● **OBJECTIVE**
In the records below, find each line with the word "Radnice" and copy it.

# START OF INPUT ROWS

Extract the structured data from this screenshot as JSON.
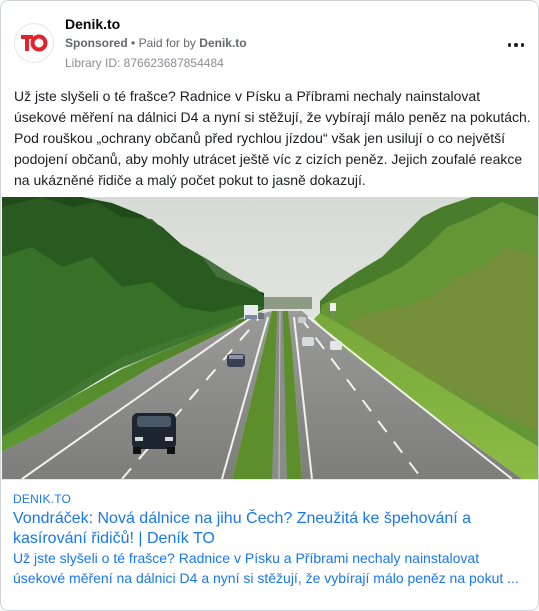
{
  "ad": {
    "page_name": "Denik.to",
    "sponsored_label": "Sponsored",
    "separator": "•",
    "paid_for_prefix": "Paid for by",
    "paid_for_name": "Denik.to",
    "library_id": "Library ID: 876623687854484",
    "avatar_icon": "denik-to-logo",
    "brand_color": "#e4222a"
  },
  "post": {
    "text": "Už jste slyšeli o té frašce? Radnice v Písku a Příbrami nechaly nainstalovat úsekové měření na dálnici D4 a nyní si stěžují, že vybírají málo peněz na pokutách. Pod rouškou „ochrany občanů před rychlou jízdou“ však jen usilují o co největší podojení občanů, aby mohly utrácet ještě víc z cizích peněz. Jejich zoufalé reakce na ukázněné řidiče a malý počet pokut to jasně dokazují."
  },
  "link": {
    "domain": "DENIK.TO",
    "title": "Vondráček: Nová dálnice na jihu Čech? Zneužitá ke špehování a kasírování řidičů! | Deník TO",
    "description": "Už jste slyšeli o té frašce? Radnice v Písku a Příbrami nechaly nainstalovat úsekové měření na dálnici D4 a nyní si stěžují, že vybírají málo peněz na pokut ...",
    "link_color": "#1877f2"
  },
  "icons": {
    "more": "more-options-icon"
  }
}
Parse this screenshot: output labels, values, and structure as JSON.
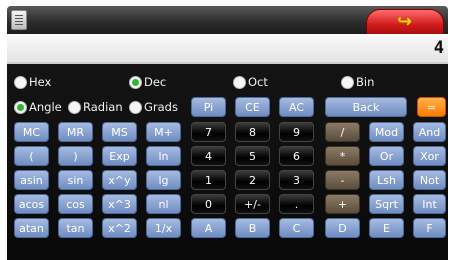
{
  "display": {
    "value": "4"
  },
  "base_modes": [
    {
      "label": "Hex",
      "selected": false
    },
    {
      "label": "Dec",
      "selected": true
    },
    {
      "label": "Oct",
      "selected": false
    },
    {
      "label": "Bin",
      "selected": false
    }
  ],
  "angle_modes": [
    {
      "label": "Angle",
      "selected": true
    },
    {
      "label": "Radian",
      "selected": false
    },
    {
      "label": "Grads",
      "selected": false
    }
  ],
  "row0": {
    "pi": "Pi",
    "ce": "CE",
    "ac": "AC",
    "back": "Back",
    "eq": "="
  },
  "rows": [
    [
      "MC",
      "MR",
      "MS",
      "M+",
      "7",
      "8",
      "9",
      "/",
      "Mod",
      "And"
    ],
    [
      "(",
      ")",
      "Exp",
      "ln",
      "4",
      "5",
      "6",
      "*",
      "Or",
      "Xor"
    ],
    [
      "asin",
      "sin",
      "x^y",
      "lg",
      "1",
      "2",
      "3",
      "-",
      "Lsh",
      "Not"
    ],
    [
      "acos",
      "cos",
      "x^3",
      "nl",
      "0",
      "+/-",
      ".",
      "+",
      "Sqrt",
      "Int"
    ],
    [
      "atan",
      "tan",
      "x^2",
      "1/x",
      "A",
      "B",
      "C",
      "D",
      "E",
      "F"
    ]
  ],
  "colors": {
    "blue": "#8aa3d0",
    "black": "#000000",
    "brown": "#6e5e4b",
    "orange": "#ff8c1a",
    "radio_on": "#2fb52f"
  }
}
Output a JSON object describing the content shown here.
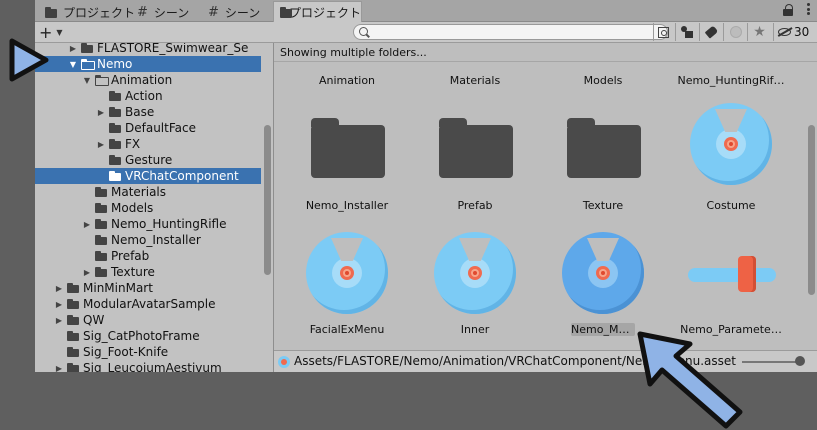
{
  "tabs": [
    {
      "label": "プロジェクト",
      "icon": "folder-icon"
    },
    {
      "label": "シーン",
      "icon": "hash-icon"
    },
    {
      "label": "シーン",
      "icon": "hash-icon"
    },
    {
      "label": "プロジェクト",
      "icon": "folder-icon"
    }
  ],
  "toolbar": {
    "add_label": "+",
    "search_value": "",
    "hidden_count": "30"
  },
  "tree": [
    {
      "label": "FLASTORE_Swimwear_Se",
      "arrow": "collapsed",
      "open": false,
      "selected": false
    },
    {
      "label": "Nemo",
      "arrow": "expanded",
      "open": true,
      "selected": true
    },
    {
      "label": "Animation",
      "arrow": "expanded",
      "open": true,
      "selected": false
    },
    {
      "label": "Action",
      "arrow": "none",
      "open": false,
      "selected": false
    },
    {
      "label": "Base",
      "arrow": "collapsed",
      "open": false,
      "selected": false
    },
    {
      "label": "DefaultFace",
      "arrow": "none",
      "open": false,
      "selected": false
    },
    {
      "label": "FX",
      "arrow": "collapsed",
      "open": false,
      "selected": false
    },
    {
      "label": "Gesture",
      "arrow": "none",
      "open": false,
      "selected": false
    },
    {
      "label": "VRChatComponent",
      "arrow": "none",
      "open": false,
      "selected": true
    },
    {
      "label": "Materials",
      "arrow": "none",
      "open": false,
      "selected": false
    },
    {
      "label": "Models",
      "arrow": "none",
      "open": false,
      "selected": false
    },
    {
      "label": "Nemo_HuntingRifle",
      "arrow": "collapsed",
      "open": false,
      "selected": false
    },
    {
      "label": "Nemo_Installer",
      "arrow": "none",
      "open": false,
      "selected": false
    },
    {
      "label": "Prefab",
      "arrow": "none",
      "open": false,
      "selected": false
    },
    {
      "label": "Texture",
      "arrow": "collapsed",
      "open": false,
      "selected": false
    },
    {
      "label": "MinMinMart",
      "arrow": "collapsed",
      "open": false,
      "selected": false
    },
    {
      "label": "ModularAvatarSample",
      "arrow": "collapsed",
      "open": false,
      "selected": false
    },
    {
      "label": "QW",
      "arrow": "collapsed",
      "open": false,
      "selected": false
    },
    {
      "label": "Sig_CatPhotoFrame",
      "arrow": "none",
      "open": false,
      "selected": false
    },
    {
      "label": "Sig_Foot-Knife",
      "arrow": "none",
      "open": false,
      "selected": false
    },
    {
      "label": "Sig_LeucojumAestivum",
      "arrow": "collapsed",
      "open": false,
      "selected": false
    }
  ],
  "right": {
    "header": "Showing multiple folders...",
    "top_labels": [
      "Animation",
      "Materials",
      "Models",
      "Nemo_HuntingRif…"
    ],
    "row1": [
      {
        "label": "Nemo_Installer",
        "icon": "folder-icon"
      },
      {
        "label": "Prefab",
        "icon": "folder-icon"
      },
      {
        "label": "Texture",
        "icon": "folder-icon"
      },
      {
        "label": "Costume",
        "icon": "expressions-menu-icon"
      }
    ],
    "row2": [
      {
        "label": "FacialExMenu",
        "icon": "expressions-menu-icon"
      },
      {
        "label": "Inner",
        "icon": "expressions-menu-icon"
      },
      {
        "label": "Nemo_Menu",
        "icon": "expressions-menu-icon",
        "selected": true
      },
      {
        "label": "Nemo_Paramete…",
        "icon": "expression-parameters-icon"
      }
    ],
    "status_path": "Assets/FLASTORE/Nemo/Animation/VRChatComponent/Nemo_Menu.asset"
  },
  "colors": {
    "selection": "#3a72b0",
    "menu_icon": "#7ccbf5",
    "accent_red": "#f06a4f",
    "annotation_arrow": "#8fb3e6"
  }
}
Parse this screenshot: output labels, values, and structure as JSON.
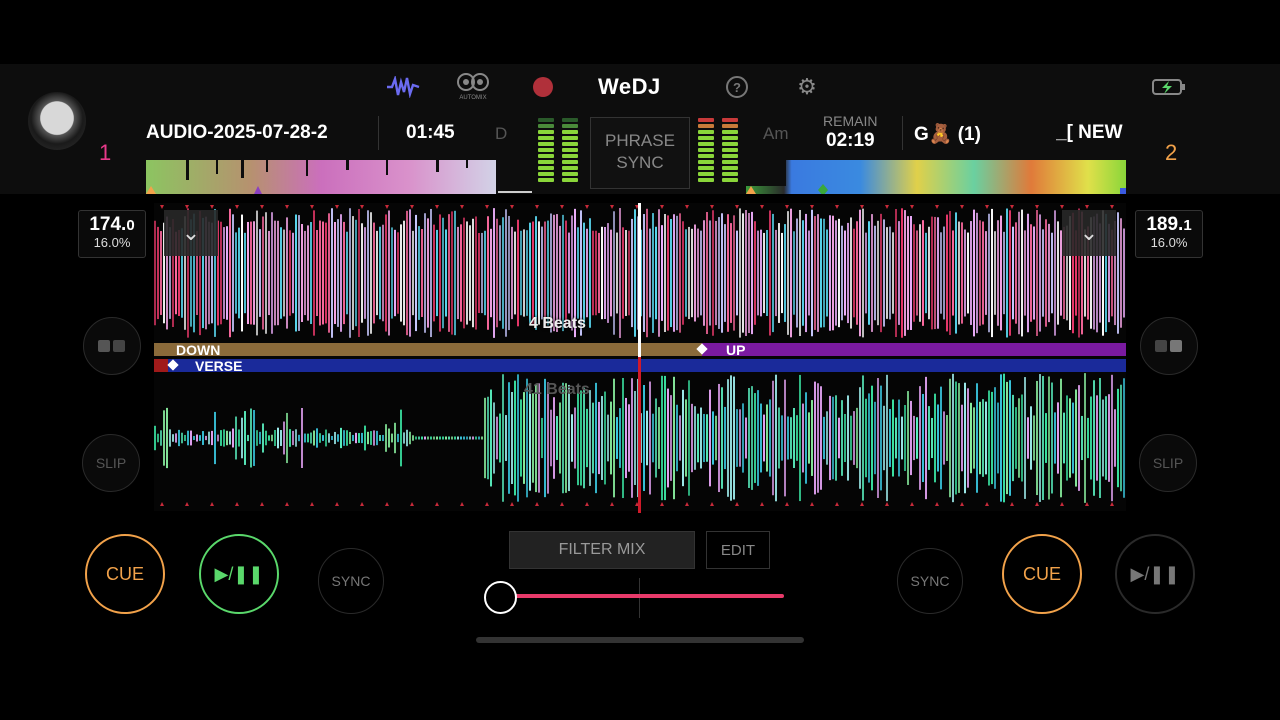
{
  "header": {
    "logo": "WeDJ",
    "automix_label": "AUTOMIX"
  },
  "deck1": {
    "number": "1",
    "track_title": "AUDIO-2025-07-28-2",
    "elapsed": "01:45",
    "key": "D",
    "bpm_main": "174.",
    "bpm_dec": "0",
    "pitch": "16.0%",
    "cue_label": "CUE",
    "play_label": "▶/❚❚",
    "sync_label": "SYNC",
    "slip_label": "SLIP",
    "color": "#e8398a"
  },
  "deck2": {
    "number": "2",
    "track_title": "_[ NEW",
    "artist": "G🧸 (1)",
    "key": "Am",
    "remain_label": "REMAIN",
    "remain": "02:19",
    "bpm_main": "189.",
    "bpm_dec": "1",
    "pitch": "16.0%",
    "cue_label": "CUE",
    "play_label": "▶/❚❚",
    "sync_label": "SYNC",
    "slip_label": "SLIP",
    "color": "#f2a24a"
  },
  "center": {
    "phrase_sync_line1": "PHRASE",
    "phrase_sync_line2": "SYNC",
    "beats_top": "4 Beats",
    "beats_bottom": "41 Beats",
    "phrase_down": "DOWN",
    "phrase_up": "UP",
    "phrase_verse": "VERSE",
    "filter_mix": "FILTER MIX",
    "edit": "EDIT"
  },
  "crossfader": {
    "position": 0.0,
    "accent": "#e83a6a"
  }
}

# END OF INPUT ROWS

● **THE OUTPUT**
    "text": "Už jste slyšeli o té frašce? Radnice v Písku a Příbrami nechaly nainstalovat úsekové měření na dálnici D4 a nyní si stěžují, že vybírají málo peněz na pokutách. Pod rouškou „ochrany občanů před rychlou jízdou“ však jen usilují o co největší podojení občanů, aby mohly utrácet ještě víc z cizích peněz. Jejich zoufalé reakce na ukázněné řidiče a malý počet pokut to jasně dokazují."
    "description": "Už jste slyšeli o té frašce? Radnice v Písku a Příbrami nechaly nainstalovat úsekové měření na dálnici D4 a nyní si stěžují, že vybírají málo peněz na pokut ...",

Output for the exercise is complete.